» Exercise requirements
Search the material and gather each line with "Options" in it.

Data records:
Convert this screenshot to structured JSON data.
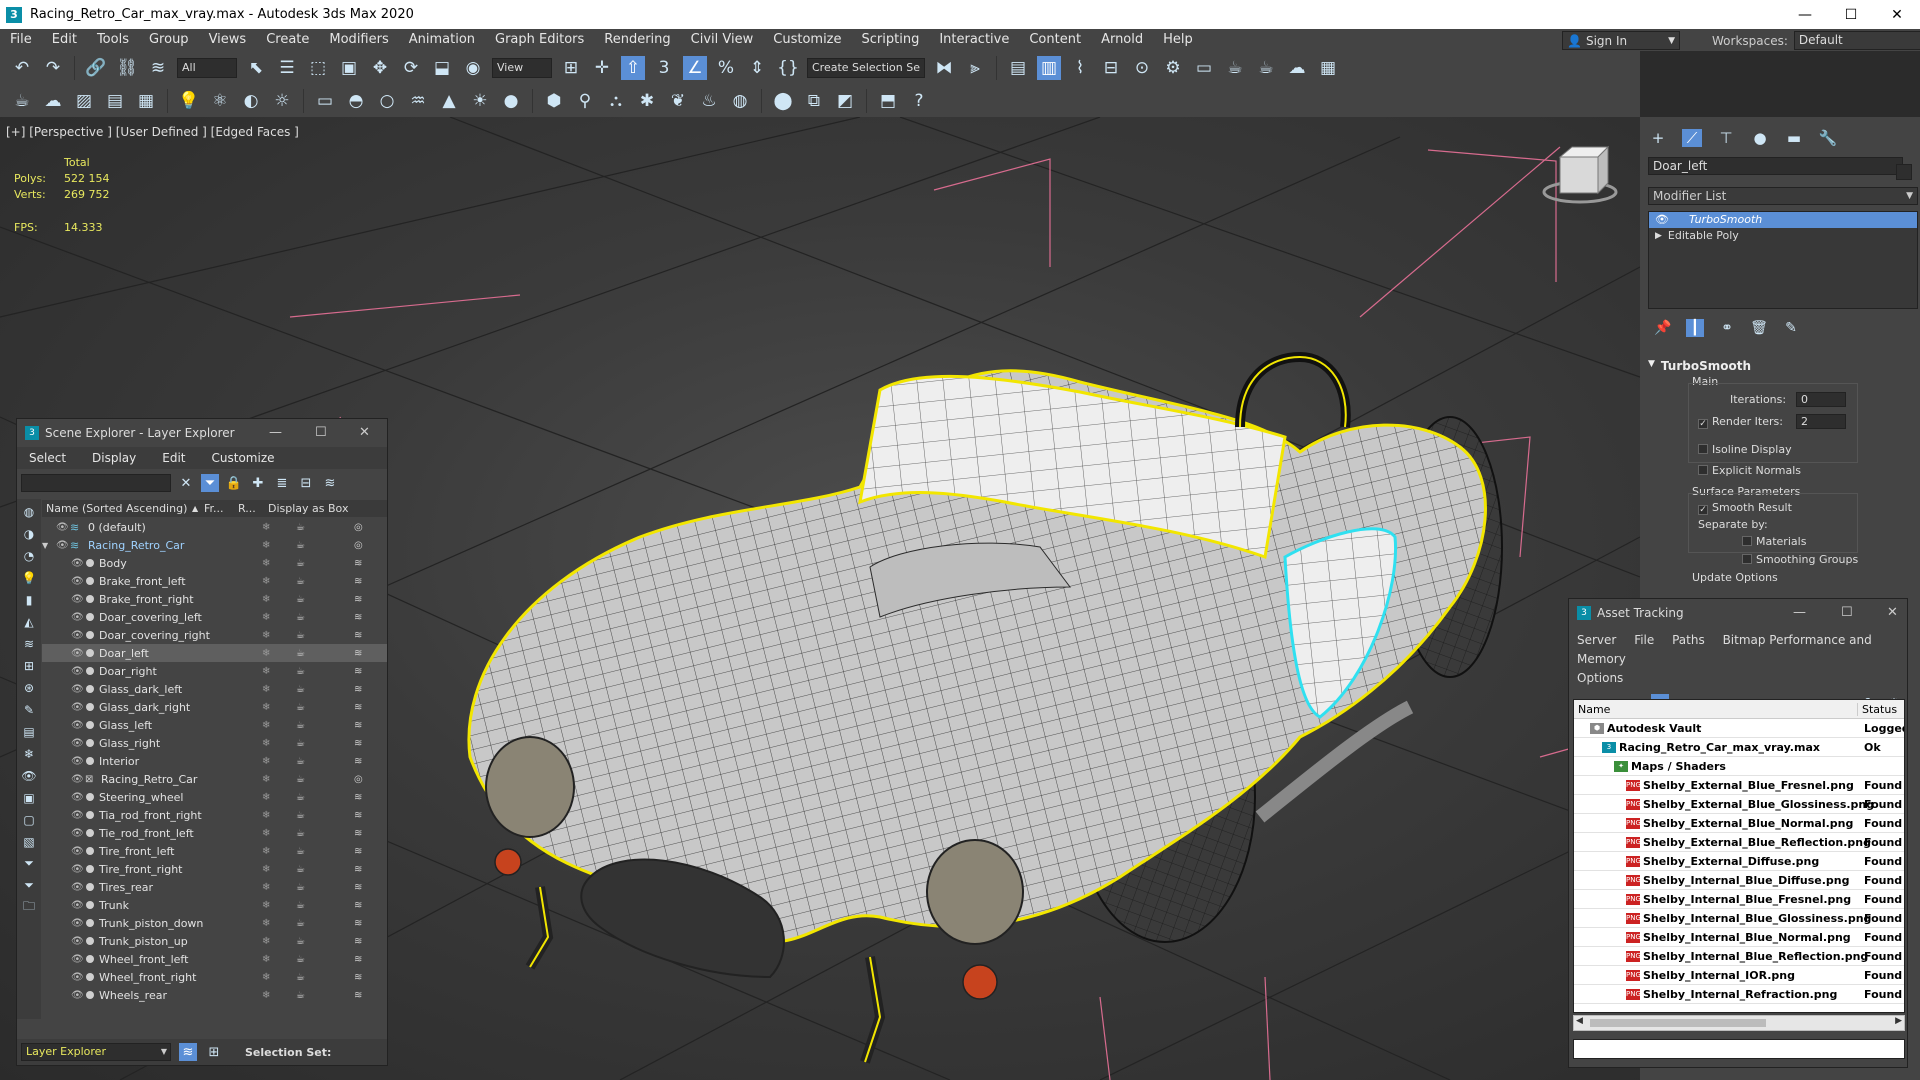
{
  "window": {
    "title": "Racing_Retro_Car_max_vray.max - Autodesk 3ds Max 2020",
    "app_icon": "3"
  },
  "menubar": [
    "File",
    "Edit",
    "Tools",
    "Group",
    "Views",
    "Create",
    "Modifiers",
    "Animation",
    "Graph Editors",
    "Rendering",
    "Civil View",
    "Customize",
    "Scripting",
    "Interactive",
    "Content",
    "Arnold",
    "Help"
  ],
  "signin": {
    "label": "Sign In"
  },
  "workspaces": {
    "label": "Workspaces:",
    "value": "Default"
  },
  "toolbar1": {
    "filter": "All",
    "ref_coord": "View",
    "selection_set": "Create Selection Se"
  },
  "viewport": {
    "label": "[+] [Perspective ] [User Defined ] [Edged Faces ]",
    "stats": {
      "header": "Total",
      "polys_label": "Polys:",
      "polys": "522 154",
      "verts_label": "Verts:",
      "verts": "269 752",
      "fps_label": "FPS:",
      "fps": "14.333"
    }
  },
  "command_panel": {
    "object_name": "Doar_left",
    "modifier_list": "Modifier List",
    "stack": [
      "TurboSmooth",
      "Editable Poly"
    ],
    "rollout": "TurboSmooth",
    "main_label": "Main",
    "iterations_label": "Iterations:",
    "iterations": "0",
    "render_iters_label": "Render Iters:",
    "render_iters": "2",
    "isoline": "Isoline Display",
    "explicit_normals": "Explicit Normals",
    "surface_params": "Surface Parameters",
    "smooth_result": "Smooth Result",
    "separate_by": "Separate by:",
    "materials": "Materials",
    "smoothing_groups": "Smoothing Groups",
    "update_options": "Update Options"
  },
  "scene_explorer": {
    "title": "Scene Explorer - Layer Explorer",
    "menu": [
      "Select",
      "Display",
      "Edit",
      "Customize"
    ],
    "columns": {
      "name": "Name (Sorted Ascending)",
      "frozen": "Fr...",
      "render": "R...",
      "box": "Display as Box"
    },
    "rows": [
      {
        "name": "0 (default)",
        "indent": 0,
        "kind": "layer"
      },
      {
        "name": "Racing_Retro_Car",
        "indent": 0,
        "kind": "layer-open"
      },
      {
        "name": "Body",
        "indent": 1,
        "kind": "obj"
      },
      {
        "name": "Brake_front_left",
        "indent": 1,
        "kind": "obj"
      },
      {
        "name": "Brake_front_right",
        "indent": 1,
        "kind": "obj"
      },
      {
        "name": "Doar_covering_left",
        "indent": 1,
        "kind": "obj"
      },
      {
        "name": "Doar_covering_right",
        "indent": 1,
        "kind": "obj"
      },
      {
        "name": "Doar_left",
        "indent": 1,
        "kind": "obj",
        "selected": true
      },
      {
        "name": "Doar_right",
        "indent": 1,
        "kind": "obj"
      },
      {
        "name": "Glass_dark_left",
        "indent": 1,
        "kind": "obj"
      },
      {
        "name": "Glass_dark_right",
        "indent": 1,
        "kind": "obj"
      },
      {
        "name": "Glass_left",
        "indent": 1,
        "kind": "obj"
      },
      {
        "name": "Glass_right",
        "indent": 1,
        "kind": "obj"
      },
      {
        "name": "Interior",
        "indent": 1,
        "kind": "obj"
      },
      {
        "name": "Racing_Retro_Car",
        "indent": 1,
        "kind": "dummy"
      },
      {
        "name": "Steering_wheel",
        "indent": 1,
        "kind": "obj"
      },
      {
        "name": "Tia_rod_front_right",
        "indent": 1,
        "kind": "obj"
      },
      {
        "name": "Tie_rod_front_left",
        "indent": 1,
        "kind": "obj"
      },
      {
        "name": "Tire_front_left",
        "indent": 1,
        "kind": "obj"
      },
      {
        "name": "Tire_front_right",
        "indent": 1,
        "kind": "obj"
      },
      {
        "name": "Tires_rear",
        "indent": 1,
        "kind": "obj"
      },
      {
        "name": "Trunk",
        "indent": 1,
        "kind": "obj"
      },
      {
        "name": "Trunk_piston_down",
        "indent": 1,
        "kind": "obj"
      },
      {
        "name": "Trunk_piston_up",
        "indent": 1,
        "kind": "obj"
      },
      {
        "name": "Wheel_front_left",
        "indent": 1,
        "kind": "obj"
      },
      {
        "name": "Wheel_front_right",
        "indent": 1,
        "kind": "obj"
      },
      {
        "name": "Wheels_rear",
        "indent": 1,
        "kind": "obj"
      }
    ],
    "footer": {
      "explorer": "Layer Explorer",
      "selection_set": "Selection Set:"
    }
  },
  "asset_tracking": {
    "title": "Asset Tracking",
    "menu": [
      "Server",
      "File",
      "Paths",
      "Bitmap Performance and Memory",
      "Options"
    ],
    "columns": {
      "name": "Name",
      "status": "Status"
    },
    "rows": [
      {
        "name": "Autodesk Vault",
        "status": "Logged",
        "indent": 1,
        "icon": "vault"
      },
      {
        "name": "Racing_Retro_Car_max_vray.max",
        "status": "Ok",
        "indent": 2,
        "icon": "max"
      },
      {
        "name": "Maps / Shaders",
        "status": "",
        "indent": 3,
        "icon": "fold"
      },
      {
        "name": "Shelby_External_Blue_Fresnel.png",
        "status": "Found",
        "indent": 4,
        "icon": "png"
      },
      {
        "name": "Shelby_External_Blue_Glossiness.png",
        "status": "Found",
        "indent": 4,
        "icon": "png"
      },
      {
        "name": "Shelby_External_Blue_Normal.png",
        "status": "Found",
        "indent": 4,
        "icon": "png"
      },
      {
        "name": "Shelby_External_Blue_Reflection.png",
        "status": "Found",
        "indent": 4,
        "icon": "png"
      },
      {
        "name": "Shelby_External_Diffuse.png",
        "status": "Found",
        "indent": 4,
        "icon": "png"
      },
      {
        "name": "Shelby_Internal_Blue_Diffuse.png",
        "status": "Found",
        "indent": 4,
        "icon": "png"
      },
      {
        "name": "Shelby_Internal_Blue_Fresnel.png",
        "status": "Found",
        "indent": 4,
        "icon": "png"
      },
      {
        "name": "Shelby_Internal_Blue_Glossiness.png",
        "status": "Found",
        "indent": 4,
        "icon": "png"
      },
      {
        "name": "Shelby_Internal_Blue_Normal.png",
        "status": "Found",
        "indent": 4,
        "icon": "png"
      },
      {
        "name": "Shelby_Internal_Blue_Reflection.png",
        "status": "Found",
        "indent": 4,
        "icon": "png"
      },
      {
        "name": "Shelby_Internal_IOR.png",
        "status": "Found",
        "indent": 4,
        "icon": "png"
      },
      {
        "name": "Shelby_Internal_Refraction.png",
        "status": "Found",
        "indent": 4,
        "icon": "png"
      }
    ]
  },
  "colors": {
    "accent": "#5b8fd6",
    "selection_outline": "#f2e600",
    "sub_selection": "#2fe0f0",
    "ui_bg": "#444444"
  }
}
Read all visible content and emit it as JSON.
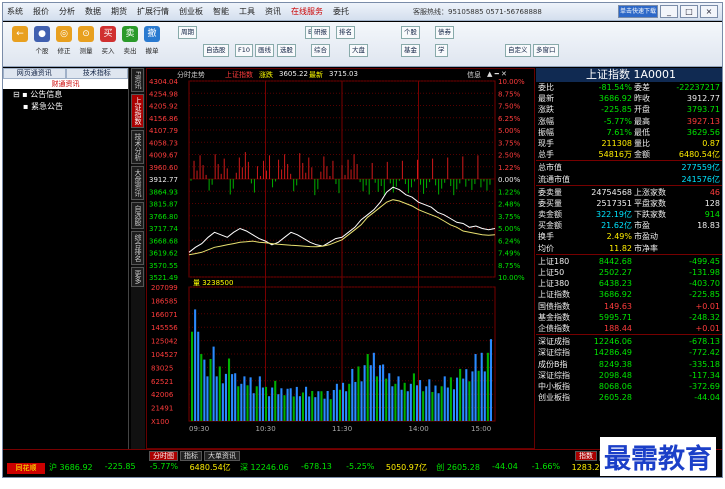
{
  "menu": [
    "系统",
    "报价",
    "分析",
    "数据",
    "期货",
    "扩展行情",
    "创业板",
    "智能",
    "工具",
    "资讯",
    "在线服务",
    "委托"
  ],
  "hotline": "客服热线：95105885  0571-56768888",
  "window_buttons": [
    "单击快速下载",
    "_",
    "□",
    "×"
  ],
  "toolbar": {
    "buttons": [
      {
        "label": "",
        "icon": "back-arrow-icon",
        "color": "#e8a020"
      },
      {
        "label": "个股",
        "icon": "stock-icon",
        "color": "#4060b0"
      },
      {
        "label": "修正",
        "icon": "correct-icon",
        "color": "#e8a020"
      },
      {
        "label": "测量",
        "icon": "measure-icon",
        "color": "#e8a020"
      },
      {
        "label": "买入",
        "icon": "buy-icon",
        "color": "#d03030"
      },
      {
        "label": "卖出",
        "icon": "sell-icon",
        "color": "#2a9a2a"
      },
      {
        "label": "撤单",
        "icon": "cancel-icon",
        "color": "#2a7ad0"
      }
    ],
    "small": [
      "周期",
      "自选股",
      "F10",
      "画线",
      "选股",
      "BBD",
      "综合",
      "研报",
      "排名",
      "大盘",
      "个股",
      "基金",
      "债券",
      "学",
      "自定义",
      "多窗口"
    ]
  },
  "left_panel": {
    "tabs": [
      "网页通资讯",
      "技术指标"
    ],
    "subtitle": "财通资讯",
    "tree": [
      "公告信息",
      "紧急公告"
    ]
  },
  "vertical_tabs": [
    "F资讯",
    "上证指数",
    "技术分析",
    "大盘资讯",
    "自选股",
    "综合排名",
    "更多"
  ],
  "chart_header": {
    "title": "分时走势",
    "index_name": "上证指数",
    "change_label": "涨跌",
    "price1": "3605.22",
    "price2_label": "最新",
    "price2": "3715.03",
    "info": "信息"
  },
  "volume_label": "量",
  "volume_value": "3238500",
  "chart_data": {
    "type": "line",
    "title": "分时走势",
    "price_axis": [
      4304.04,
      4254.98,
      4205.92,
      4156.86,
      4107.79,
      4058.73,
      4009.67,
      3960.6,
      3912.77,
      3864.93,
      3815.87,
      3766.8,
      3717.74,
      3668.68,
      3619.62,
      3570.55,
      3521.49
    ],
    "pct_axis": [
      "10.00%",
      "8.75%",
      "7.50%",
      "6.25%",
      "5.00%",
      "3.75%",
      "2.50%",
      "1.22%",
      "0.00%",
      "1.22%",
      "2.48%",
      "3.75%",
      "5.00%",
      "6.24%",
      "7.49%",
      "8.75%",
      "10.00%"
    ],
    "volume_axis": [
      207099,
      186585,
      166071,
      145556,
      125042,
      104527,
      83025,
      62521,
      42006,
      21491,
      "X100"
    ],
    "time_axis": [
      "09:30",
      "10:30",
      "11:30",
      "14:00",
      "15:00"
    ],
    "price_line": [
      3620,
      3640,
      3655,
      3680,
      3700,
      3690,
      3680,
      3700,
      3715,
      3705,
      3690,
      3675,
      3665,
      3650,
      3660,
      3680,
      3700,
      3690,
      3675,
      3660,
      3650,
      3645,
      3660,
      3675,
      3680,
      3700,
      3720,
      3750,
      3770,
      3790,
      3820,
      3860,
      3880,
      3870,
      3850,
      3840,
      3820,
      3810,
      3800,
      3780,
      3770,
      3755,
      3740,
      3735,
      3720,
      3725,
      3715,
      3710,
      3715
    ],
    "avg_line": [
      3610,
      3615,
      3620,
      3630,
      3640,
      3645,
      3650,
      3655,
      3660,
      3662,
      3665,
      3660,
      3658,
      3655,
      3652,
      3650,
      3648,
      3647,
      3645,
      3643,
      3642,
      3645,
      3650,
      3660,
      3670,
      3690,
      3710,
      3730,
      3760,
      3780,
      3800,
      3820,
      3830,
      3825,
      3815,
      3805,
      3790,
      3780,
      3770,
      3760,
      3745,
      3730,
      3720,
      3705,
      3700,
      3695,
      3690,
      3688,
      3690
    ],
    "volume": [
      90,
      60,
      45,
      50,
      40,
      38,
      42,
      35,
      30,
      32,
      28,
      30,
      25,
      27,
      24,
      26,
      22,
      25,
      23,
      22,
      24,
      20,
      22,
      25,
      28,
      30,
      35,
      40,
      45,
      50,
      45,
      38,
      35,
      30,
      28,
      30,
      32,
      30,
      28,
      26,
      28,
      30,
      32,
      35,
      38,
      40,
      45,
      50,
      55
    ]
  },
  "right_panel": {
    "title": "上证指数 1A0001",
    "rows": [
      {
        "l": "委比",
        "v": "-81.54%",
        "vc": "grn",
        "l2": "委差",
        "v2": "-22237217",
        "v2c": "grn"
      },
      {
        "l": "最新",
        "v": "3686.92",
        "vc": "grn",
        "l2": "昨收",
        "v2": "3912.77",
        "v2c": "wht"
      },
      {
        "l": "涨跌",
        "v": "-225.85",
        "vc": "grn",
        "l2": "开盘",
        "v2": "3793.71",
        "v2c": "grn"
      },
      {
        "l": "涨幅",
        "v": "-5.77%",
        "vc": "grn",
        "l2": "最高",
        "v2": "3927.13",
        "v2c": "red"
      },
      {
        "l": "振幅",
        "v": "7.61%",
        "vc": "grn",
        "l2": "最低",
        "v2": "3629.56",
        "v2c": "grn"
      },
      {
        "l": "现手",
        "v": "211308",
        "vc": "yel",
        "l2": "量比",
        "v2": "0.87",
        "v2c": "yel"
      },
      {
        "l": "总手",
        "v": "54816万",
        "vc": "yel",
        "l2": "金额",
        "v2": "6480.54亿",
        "v2c": "yel"
      },
      {
        "sep": true
      },
      {
        "l": "总市值",
        "v": "",
        "vc": "wht",
        "l2": "",
        "v2": "277559亿",
        "v2c": "cyn"
      },
      {
        "l": "流通市值",
        "v": "",
        "vc": "wht",
        "l2": "",
        "v2": "241576亿",
        "v2c": "cyn"
      },
      {
        "sep": true
      },
      {
        "l": "委卖量",
        "v": "24754568",
        "vc": "wht",
        "l2": "上涨家数",
        "v2": "46",
        "v2c": "red"
      },
      {
        "l": "委买量",
        "v": "2517351",
        "vc": "wht",
        "l2": "平盘家数",
        "v2": "128",
        "v2c": "wht"
      },
      {
        "l": "卖金额",
        "v": "322.19亿",
        "vc": "cyn",
        "l2": "下跌家数",
        "v2": "914",
        "v2c": "grn"
      },
      {
        "l": "买金额",
        "v": "21.62亿",
        "vc": "cyn",
        "l2": "市盈",
        "v2": "18.83",
        "v2c": "wht"
      },
      {
        "l": "换手",
        "v": "2.49%",
        "vc": "yel",
        "l2": "市盈动",
        "v2": "",
        "v2c": "wht"
      },
      {
        "l": "均价",
        "v": "11.82",
        "vc": "yel",
        "l2": "市净率",
        "v2": "",
        "v2c": "wht"
      },
      {
        "sep": true
      },
      {
        "l": "上证180",
        "v": "8442.68",
        "vc": "grn",
        "l2": "",
        "v2": "-499.45",
        "v2c": "grn"
      },
      {
        "l": "上证50",
        "v": "2502.27",
        "vc": "grn",
        "l2": "",
        "v2": "-131.98",
        "v2c": "grn"
      },
      {
        "l": "上证380",
        "v": "6438.23",
        "vc": "grn",
        "l2": "",
        "v2": "-403.70",
        "v2c": "grn"
      },
      {
        "l": "上证指数",
        "v": "3686.92",
        "vc": "grn",
        "l2": "",
        "v2": "-225.85",
        "v2c": "grn"
      },
      {
        "l": "国债指数",
        "v": "149.63",
        "vc": "red",
        "l2": "",
        "v2": "+0.01",
        "v2c": "red"
      },
      {
        "l": "基金指数",
        "v": "5995.71",
        "vc": "grn",
        "l2": "",
        "v2": "-248.32",
        "v2c": "grn"
      },
      {
        "l": "企债指数",
        "v": "188.44",
        "vc": "red",
        "l2": "",
        "v2": "+0.01",
        "v2c": "red"
      },
      {
        "sep": true
      },
      {
        "l": "深证成指",
        "v": "12246.06",
        "vc": "grn",
        "l2": "",
        "v2": "-678.13",
        "v2c": "grn"
      },
      {
        "l": "深证综指",
        "v": "14286.49",
        "vc": "grn",
        "l2": "",
        "v2": "-772.42",
        "v2c": "grn"
      },
      {
        "l": "成份B指",
        "v": "8249.38",
        "vc": "grn",
        "l2": "",
        "v2": "-335.18",
        "v2c": "grn"
      },
      {
        "l": "深证综指",
        "v": "2098.48",
        "vc": "grn",
        "l2": "",
        "v2": "-117.34",
        "v2c": "grn"
      },
      {
        "l": "中小板指",
        "v": "8068.06",
        "vc": "grn",
        "l2": "",
        "v2": "-372.69",
        "v2c": "grn"
      },
      {
        "l": "创业板指",
        "v": "2605.28",
        "vc": "grn",
        "l2": "",
        "v2": "-44.04",
        "v2c": "grn"
      }
    ]
  },
  "status_tabs": [
    "分时图",
    "指标",
    "大单资讯"
  ],
  "right_tabs": [
    "指数",
    "个股"
  ],
  "ticker": {
    "logo": "同花顺",
    "items": [
      {
        "t": "沪 3686.92",
        "c": "grn"
      },
      {
        "t": "-225.85",
        "c": "grn"
      },
      {
        "t": "-5.77%",
        "c": "grn"
      },
      {
        "t": "6480.54亿",
        "c": "yel"
      },
      {
        "t": "深 12246.06",
        "c": "grn"
      },
      {
        "t": "-678.13",
        "c": "grn"
      },
      {
        "t": "-5.25%",
        "c": "grn"
      },
      {
        "t": "5050.97亿",
        "c": "yel"
      },
      {
        "t": "创 2605.28",
        "c": "grn"
      },
      {
        "t": "-44.04",
        "c": "grn"
      },
      {
        "t": "-1.66%",
        "c": "grn"
      },
      {
        "t": "1283.26亿",
        "c": "yel"
      },
      {
        "t": "沪深300",
        "c": "wht"
      },
      {
        "t": "\"F1\"查看我的",
        "c": "yel"
      }
    ]
  },
  "watermark": "最需教育"
}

» Written answer
    "update_options": "Update Options"
      "Options"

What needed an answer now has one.